- What you should do:
Write out the whole listing again, exactly as given.

----

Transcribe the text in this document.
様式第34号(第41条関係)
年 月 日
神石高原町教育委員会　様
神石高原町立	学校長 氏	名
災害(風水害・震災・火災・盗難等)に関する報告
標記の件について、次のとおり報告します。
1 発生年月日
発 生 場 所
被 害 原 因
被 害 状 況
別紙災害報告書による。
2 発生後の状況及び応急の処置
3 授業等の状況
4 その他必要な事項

----

- Response to this task:
Transcribe the text in this document.
様式第34号(第41条関係)
年 月 日
神石高原町教育委員会　様
神石高原町立	学校長 氏	名
災害(風水害・震災・火災・盗難等)に関する報告
標記の件について、次のとおり報告します。
1 発生年月日
発 生 場 所
被 害 原 因
被 害 状 況
別紙災害報告書による。
2 発生後の状況及び応急の処置
3 授業等の状況
4 その他必要な事項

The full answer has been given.